▼

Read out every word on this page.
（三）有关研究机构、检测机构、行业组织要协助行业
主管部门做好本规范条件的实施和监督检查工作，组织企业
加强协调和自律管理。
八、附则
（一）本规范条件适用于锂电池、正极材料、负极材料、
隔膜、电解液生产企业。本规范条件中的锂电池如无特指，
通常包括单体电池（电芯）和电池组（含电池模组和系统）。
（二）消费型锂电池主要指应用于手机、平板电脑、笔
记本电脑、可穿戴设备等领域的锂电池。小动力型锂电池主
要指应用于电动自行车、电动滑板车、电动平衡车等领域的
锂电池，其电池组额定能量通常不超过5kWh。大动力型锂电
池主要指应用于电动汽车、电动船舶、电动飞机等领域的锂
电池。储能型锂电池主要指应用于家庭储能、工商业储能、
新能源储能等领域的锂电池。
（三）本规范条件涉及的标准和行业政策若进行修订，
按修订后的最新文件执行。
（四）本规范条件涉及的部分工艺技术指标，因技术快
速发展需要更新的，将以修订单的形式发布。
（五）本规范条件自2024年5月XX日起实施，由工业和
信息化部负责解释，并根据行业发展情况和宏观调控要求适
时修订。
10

▲

## YOUR OBJECTIVE
Type the whole listing again, unaltered.

## RESPONSE TO THIS TASK
Read out every word on this page.
（三）有关研究机构、检测机构、行业组织要协助行业
主管部门做好本规范条件的实施和监督检查工作，组织企业
加强协调和自律管理。
八、附则
（一）本规范条件适用于锂电池、正极材料、负极材料、
隔膜、电解液生产企业。本规范条件中的锂电池如无特指，
通常包括单体电池（电芯）和电池组（含电池模组和系统）。
（二）消费型锂电池主要指应用于手机、平板电脑、笔
记本电脑、可穿戴设备等领域的锂电池。小动力型锂电池主
要指应用于电动自行车、电动滑板车、电动平衡车等领域的
锂电池，其电池组额定能量通常不超过5kWh。大动力型锂电
池主要指应用于电动汽车、电动船舶、电动飞机等领域的锂
电池。储能型锂电池主要指应用于家庭储能、工商业储能、
新能源储能等领域的锂电池。
（三）本规范条件涉及的标准和行业政策若进行修订，
按修订后的最新文件执行。
（四）本规范条件涉及的部分工艺技术指标，因技术快
速发展需要更新的，将以修订单的形式发布。
（五）本规范条件自2024年5月XX日起实施，由工业和
信息化部负责解释，并根据行业发展情况和宏观调控要求适
时修订。
10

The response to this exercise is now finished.